#### [ЗАДАНИЕ]
Согласно приведенному ниже тексту об Иране, кого приветствовал иранский режим?

#### [ИСХОДНЫЙ ТЕКСТ]
★ ★ ★ ★ ★ ★ ★

Иран находится в процессе утрачивания самой большой исторической возможности, которая была у данной страны с революции 1979 г. и, возможно, даже за последние сто лет. Эта возможность – Барак Обама. Именно текущая политика Обамы в отношении Ирана даст этой стране данную уникальную возможность – если (причём, это очень большое «если») иранское руководство воспользуется ей. Однако пока мало что говорит о том, что это произойдёт, поскольку для иранских лидеров предложение Обамы является также и серьёзной угрозой. Они ничего так не боятся, как открытости и снижения напряжённости с Америкой. Данный режим, вообще-то, приветствовал Джорджа Буша-младшего и его нео-консервативную администрацию, ведь это позволяло иранским лидерам сплотить свои ряды и, в то же время, давало им возможность влиять на ситуацию в Ираке и Афганистане.
Как и все частичные модернизаторы авторитарных режимов, иранские правители хотят иметь развитую экономику, технологии и инфраструктуру, но не хотят свободы, демократии и верховенства закона. Этим объясняется их большой страх, или даже навязчивая идея о «цветных революциях», хотя фактически они изо всех сил стремятся осуществить такую революцию.

★ ★ ★ ★ ★ ★ ★

#### [ПРЕДОСТАВЛЕННЫЕ ЗАПИСИ]

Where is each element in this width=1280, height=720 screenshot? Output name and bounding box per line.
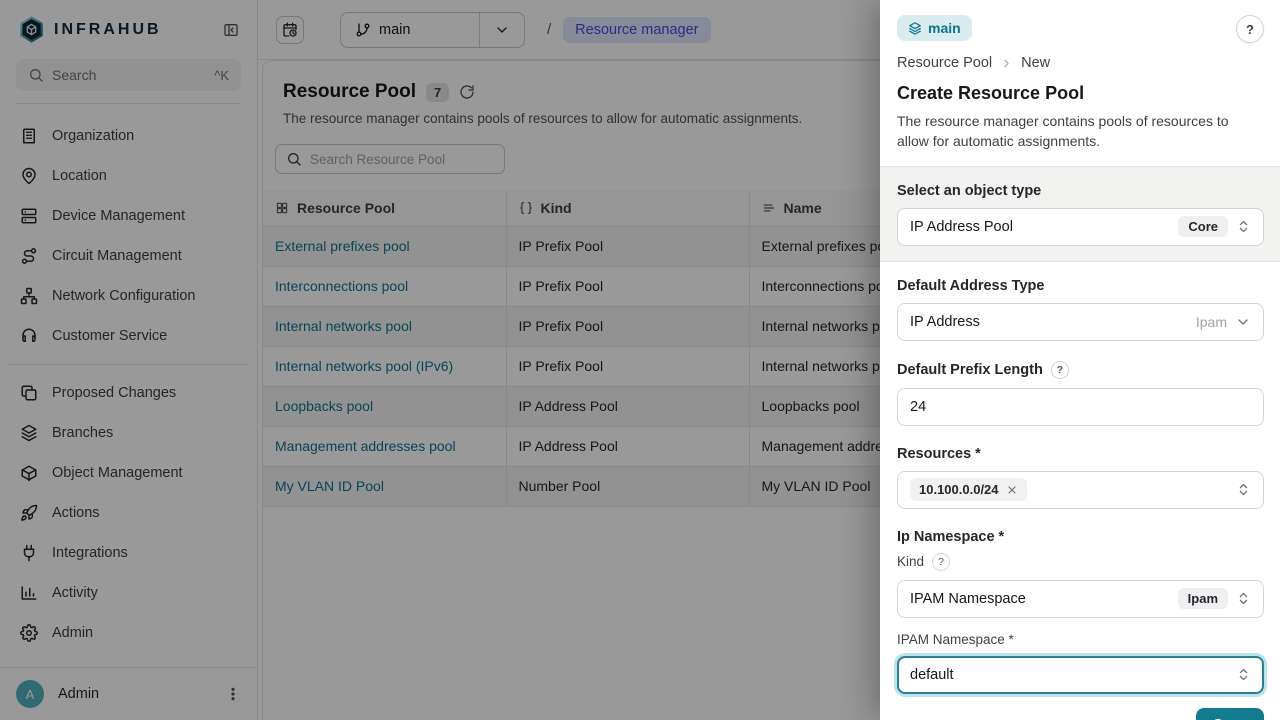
default-address-type-select[interactable]: IP Address Ipam xyxy=(897,303,1264,341)
modal-overlay[interactable] xyxy=(0,0,880,720)
object-type-badge: Core xyxy=(1178,216,1228,237)
kind-badge: Ipam xyxy=(1178,588,1228,609)
breadcrumb-current: New xyxy=(1021,55,1050,71)
object-type-section: Select an object type IP Address Pool Co… xyxy=(880,166,1280,262)
ipam-namespace-value: default xyxy=(910,667,1228,683)
chevrons-up-down-icon xyxy=(1236,591,1251,606)
default-address-type-hint: Ipam xyxy=(1196,314,1227,330)
drawer-actions: Save xyxy=(880,708,1280,720)
drawer-title: Create Resource Pool xyxy=(897,83,1264,104)
help-icon[interactable]: ? xyxy=(932,553,950,571)
ipam-namespace-select[interactable]: default xyxy=(897,656,1264,694)
ipam-namespace-label: IPAM Namespace * xyxy=(897,632,1264,647)
drawer-form: Default Address Type IP Address Ipam Def… xyxy=(880,262,1280,708)
object-type-value: IP Address Pool xyxy=(910,219,1170,235)
drawer-description: The resource manager contains pools of r… xyxy=(897,111,1253,152)
layers-icon xyxy=(908,21,922,35)
object-type-label: Select an object type xyxy=(897,183,1264,199)
chevrons-up-down-icon xyxy=(1236,482,1251,497)
drawer-header: main ? Resource Pool New Create Resource… xyxy=(880,0,1280,166)
default-address-type-value: IP Address xyxy=(910,314,1188,330)
breadcrumb-parent[interactable]: Resource Pool xyxy=(897,55,992,71)
object-type-select[interactable]: IP Address Pool Core xyxy=(897,208,1264,246)
default-prefix-length-input[interactable] xyxy=(897,388,1264,426)
help-button[interactable]: ? xyxy=(1236,15,1264,43)
resource-chip: 10.100.0.0/24 xyxy=(910,478,1027,501)
help-icon[interactable]: ? xyxy=(1051,361,1069,379)
create-resource-pool-drawer: main ? Resource Pool New Create Resource… xyxy=(880,0,1280,720)
drawer-breadcrumb: Resource Pool New xyxy=(897,55,1264,71)
branch-badge-label: main xyxy=(928,20,961,36)
ip-namespace-group-label: Ip Namespace * xyxy=(897,529,1264,545)
resource-chip-label: 10.100.0.0/24 xyxy=(919,482,999,497)
kind-value: IPAM Namespace xyxy=(910,591,1170,607)
chevron-down-icon xyxy=(1235,314,1251,330)
kind-label: Kind ? xyxy=(897,553,1264,571)
resources-multiselect[interactable]: 10.100.0.0/24 xyxy=(897,471,1264,509)
chevron-right-icon xyxy=(1000,57,1013,70)
chevrons-up-down-icon xyxy=(1236,219,1251,234)
default-prefix-length-label: Default Prefix Length ? xyxy=(897,361,1264,379)
kind-select[interactable]: IPAM Namespace Ipam xyxy=(897,580,1264,618)
default-address-type-label: Default Address Type xyxy=(897,278,1264,294)
app-root: INFRAHUB Search ^K OrganizationLocationD… xyxy=(0,0,1280,720)
chevrons-up-down-icon xyxy=(1236,667,1251,682)
remove-chip-icon[interactable] xyxy=(1006,484,1018,496)
save-button[interactable]: Save xyxy=(1196,708,1264,720)
resources-label: Resources * xyxy=(897,446,1264,462)
branch-badge: main xyxy=(897,15,972,41)
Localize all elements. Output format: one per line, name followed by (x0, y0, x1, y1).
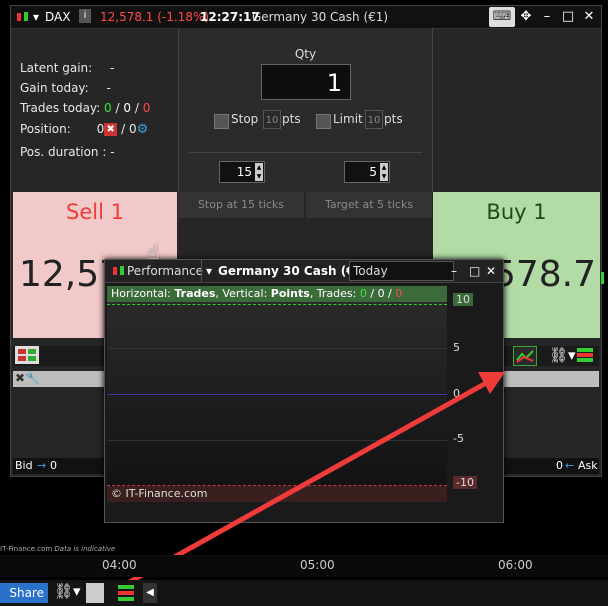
time-label: 05:00 (300, 558, 335, 572)
time-axis: 04:00 05:00 06:00 (0, 555, 608, 577)
link-icon[interactable]: ⛓▾ (54, 582, 81, 600)
footer-credit: IT-Finance.com Data is indicative (0, 545, 116, 553)
taskbar: Share ⛓▾ ◀ (0, 580, 608, 606)
share-button[interactable]: Share (0, 583, 48, 603)
annotation-arrow (123, 372, 505, 587)
scroll-left-icon[interactable]: ◀ (143, 583, 157, 603)
time-label: 04:00 (102, 558, 137, 572)
order-book-icon[interactable] (116, 583, 136, 603)
time-label: 06:00 (498, 558, 533, 572)
document-icon[interactable] (86, 583, 104, 603)
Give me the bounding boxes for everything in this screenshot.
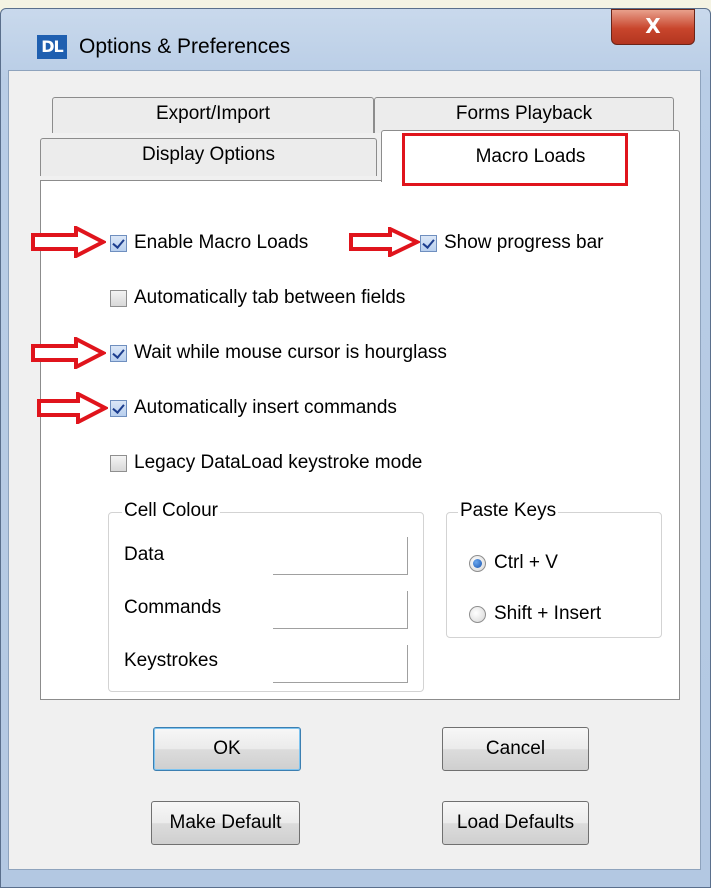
data-colour-swatch[interactable] bbox=[273, 537, 408, 575]
paste-keys-legend: Paste Keys bbox=[458, 500, 559, 522]
enable-macro-loads-checkbox[interactable]: Enable Macro Loads bbox=[110, 232, 308, 254]
title-bar[interactable]: DL Options & Preferences X bbox=[1, 9, 710, 79]
radio-shift-insert[interactable]: Shift + Insert bbox=[469, 603, 601, 625]
enable-macro-loads-label: Enable Macro Loads bbox=[134, 232, 309, 253]
annotation-arrow-icon bbox=[37, 392, 108, 424]
checkbox-checked-icon[interactable] bbox=[110, 234, 127, 252]
commands-colour-label: Commands bbox=[124, 597, 222, 618]
checkbox-checked-icon[interactable] bbox=[110, 344, 127, 362]
wait-hourglass-checkbox[interactable]: Wait while mouse cursor is hourglass bbox=[110, 342, 447, 364]
load-defaults-button[interactable]: Load Defaults bbox=[442, 801, 589, 845]
show-progress-bar-label: Show progress bar bbox=[444, 232, 604, 253]
checkbox-checked-icon[interactable] bbox=[110, 399, 127, 417]
cell-colour-legend: Cell Colour bbox=[122, 500, 220, 522]
tab-macro-loads[interactable]: Macro Loads bbox=[381, 130, 680, 182]
data-colour-label: Data bbox=[124, 544, 165, 565]
legacy-keystroke-checkbox[interactable]: Legacy DataLoad keystroke mode bbox=[110, 452, 422, 474]
auto-insert-commands-checkbox[interactable]: Automatically insert commands bbox=[110, 397, 397, 419]
auto-tab-fields-label: Automatically tab between fields bbox=[134, 287, 406, 308]
radio-unselected-icon[interactable] bbox=[469, 605, 486, 623]
checkbox-unchecked-icon[interactable] bbox=[110, 289, 127, 307]
commands-colour-swatch[interactable] bbox=[273, 591, 408, 629]
cancel-button[interactable]: Cancel bbox=[442, 727, 589, 771]
annotation-arrow-icon bbox=[349, 227, 420, 257]
checkbox-checked-icon[interactable] bbox=[420, 234, 437, 252]
radio-selected-icon[interactable] bbox=[469, 554, 486, 572]
shift-insert-label: Shift + Insert bbox=[494, 603, 602, 624]
auto-tab-fields-checkbox[interactable]: Automatically tab between fields bbox=[110, 287, 405, 309]
ctrl-v-label: Ctrl + V bbox=[494, 552, 558, 573]
annotation-arrow-icon bbox=[31, 226, 106, 258]
keystrokes-colour-label: Keystrokes bbox=[124, 650, 218, 671]
close-button[interactable]: X bbox=[611, 9, 695, 45]
window-title: Options & Preferences bbox=[79, 35, 291, 58]
radio-ctrl-v[interactable]: Ctrl + V bbox=[469, 552, 558, 574]
ok-button[interactable]: OK bbox=[153, 727, 301, 771]
tab-display-options[interactable]: Display Options bbox=[40, 138, 377, 176]
legacy-keystroke-label: Legacy DataLoad keystroke mode bbox=[134, 452, 423, 473]
tab-forms-playback[interactable]: Forms Playback bbox=[374, 97, 674, 133]
auto-insert-commands-label: Automatically insert commands bbox=[134, 397, 397, 418]
app-logo-icon: DL bbox=[37, 35, 67, 59]
annotation-arrow-icon bbox=[31, 337, 106, 369]
keystrokes-colour-swatch[interactable] bbox=[273, 645, 408, 683]
wait-hourglass-label: Wait while mouse cursor is hourglass bbox=[134, 342, 447, 363]
make-default-button[interactable]: Make Default bbox=[151, 801, 300, 845]
checkbox-unchecked-icon[interactable] bbox=[110, 454, 127, 472]
tab-export-import[interactable]: Export/Import bbox=[52, 97, 374, 133]
show-progress-bar-checkbox[interactable]: Show progress bar bbox=[420, 232, 603, 254]
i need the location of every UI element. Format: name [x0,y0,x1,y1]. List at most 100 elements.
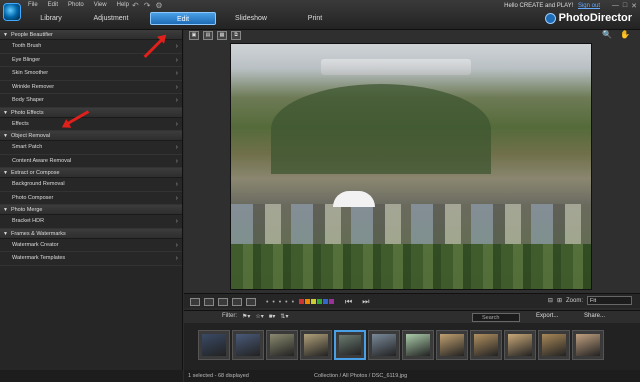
side-by-side-icon[interactable] [204,298,214,306]
color-filter-icon[interactable]: ■▾ [269,313,276,320]
compare-view-icon[interactable]: ▤ [203,31,213,40]
tool-item[interactable]: Eye Blinger › [0,53,182,67]
tab-edit[interactable]: Edit [150,12,216,25]
chevron-right-icon: › [175,97,178,104]
menu-view[interactable]: View [94,2,107,8]
tool-item[interactable]: Skin Smoother › [0,67,182,81]
menu-edit[interactable]: Edit [48,2,58,8]
tool-item[interactable]: Watermark Templates › [0,252,182,266]
tab-print[interactable]: Print [286,12,344,25]
thumbnail[interactable] [232,330,264,360]
zoom-in-icon[interactable]: ⊞ [557,297,562,304]
share-button[interactable]: Share... [584,313,605,319]
settings-gear-icon[interactable]: ⚙ [155,1,162,10]
color-label-swatch[interactable] [311,298,317,304]
thumbnail[interactable] [300,330,332,360]
color-label-swatch[interactable] [323,298,329,304]
export-button[interactable]: Export... [536,313,558,319]
tool-item-label: Skin Smoother [12,70,49,76]
flag-filter-icon[interactable]: ⚑▾ [242,313,250,320]
tab-adjustment[interactable]: Adjustment [72,12,150,25]
next-photo-icon[interactable]: ⏭ [362,297,369,307]
viewer-control-buttons: • • • • • ⏮ ⏭ [190,297,369,307]
single-view-icon[interactable]: ▣ [189,31,199,40]
search-input[interactable]: Search [472,313,520,322]
sort-icon[interactable]: ⇅▾ [280,313,288,320]
minimize-icon[interactable]: — [612,2,619,10]
menu-help[interactable]: Help [117,2,129,8]
close-icon[interactable]: ✕ [631,2,637,10]
thumbnail[interactable] [334,330,366,360]
thumbnail-image [576,334,600,356]
category-header[interactable]: ▼ Photo Merge [0,205,182,215]
histogram-icon[interactable] [218,298,228,306]
thumbnail-image [542,334,566,356]
grid-view-icon[interactable]: ▦ [217,31,227,40]
photo-viewer: ▣ ▤ ▦ ⧉ 🔍 ✋ • • • • • ⏮ ⏭ ⊟ ⊞ Zoom: Fit [184,30,640,308]
tool-item[interactable]: Background Removal › [0,178,182,192]
thumbnail[interactable] [538,330,570,360]
hand-pan-icon[interactable]: ✋ [620,30,630,39]
menu-photo[interactable]: Photo [68,2,84,8]
thumbnail[interactable] [470,330,502,360]
thumbnail-image [440,334,464,356]
reject-flag-icon[interactable] [246,298,256,306]
filter-group: Filter: ⚑▾ ☆▾ ■▾ ⇅▾ [222,313,288,320]
rating-stars[interactable]: • • • • • [266,299,295,306]
tool-item[interactable]: Effects › [0,117,182,131]
view-mode-toolbar: ▣ ▤ ▦ ⧉ [189,31,241,40]
category-header[interactable]: ▼ Photo Effects [0,107,182,118]
tab-library[interactable]: Library [30,12,72,25]
tab-slideshow[interactable]: Slideshow [216,12,286,25]
fullscreen-icon[interactable]: ⧉ [231,31,241,40]
undo-icon[interactable]: ↶ [132,1,139,10]
category-title: Photo Merge [10,207,43,213]
viewer-tools: 🔍 ✋ [602,30,630,39]
thumbnail[interactable] [572,330,604,360]
tool-item[interactable]: Wrinkle Remover › [0,80,182,94]
tool-item[interactable]: Content Aware Removal › [0,154,182,168]
thumbnail[interactable] [436,330,468,360]
magnifier-icon[interactable]: 🔍 [602,30,612,39]
menu-file[interactable]: File [28,2,38,8]
sign-out-link[interactable]: Sign out [578,3,600,9]
tool-item[interactable]: Photo Composer › [0,191,182,205]
color-label-swatch[interactable] [317,298,323,304]
window-controls: — □ ✕ [612,2,637,10]
category-title: Extract or Compose [10,170,60,176]
thumbnail-image [202,334,226,356]
collapse-triangle-icon: ▼ [3,170,8,176]
category-header[interactable]: ▼ Frames & Watermarks [0,228,182,239]
color-label-swatch[interactable] [305,298,311,304]
thumbnail[interactable] [198,330,230,360]
fit-view-icon[interactable] [190,298,200,306]
tool-item[interactable]: Watermark Creator › [0,238,182,252]
top-bar: File Edit Photo View Help ↶ ↷ ⚙ Library … [0,0,640,30]
category-header[interactable]: ▼ Object Removal [0,131,182,141]
zoom-control: ⊟ ⊞ Zoom: Fit [548,296,632,305]
tool-item[interactable]: Body Shaper › [0,94,182,108]
chevron-right-icon: › [175,83,178,91]
thumbnail[interactable] [266,330,298,360]
maximize-icon[interactable]: □ [623,2,627,10]
rating-filter-icon[interactable]: ☆▾ [255,313,263,320]
redo-icon[interactable]: ↷ [144,1,151,10]
flag-icon[interactable] [232,298,242,306]
zoom-select[interactable]: Fit [587,296,632,305]
color-labels[interactable] [299,298,335,306]
zoom-label: Zoom: [565,297,583,304]
chevron-right-icon: › [175,56,178,64]
previous-photo-icon[interactable]: ⏮ [345,297,352,307]
thumbnail[interactable] [402,330,434,360]
tool-item-label: Watermark Creator [12,241,59,248]
thumbnail[interactable] [504,330,536,360]
category-header[interactable]: ▼ People Beautifier [0,30,182,40]
zoom-out-icon[interactable]: ⊟ [548,297,553,304]
app-logo-icon [3,3,21,21]
color-label-swatch[interactable] [299,298,305,304]
tool-item[interactable]: Smart Patch › [0,141,182,155]
category-header[interactable]: ▼ Extract or Compose [0,168,182,178]
thumbnail[interactable] [368,330,400,360]
color-label-swatch[interactable] [329,298,335,304]
tool-item[interactable]: Bracket HDR › [0,215,182,229]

★ ★ ★ ★ ★ ★ ★

#### [ОТВЕТ НА ЗАДАНИЕ]
Иранский режим приветствовал Джорджа Буша-младшего и его неоконсервативную администрацию.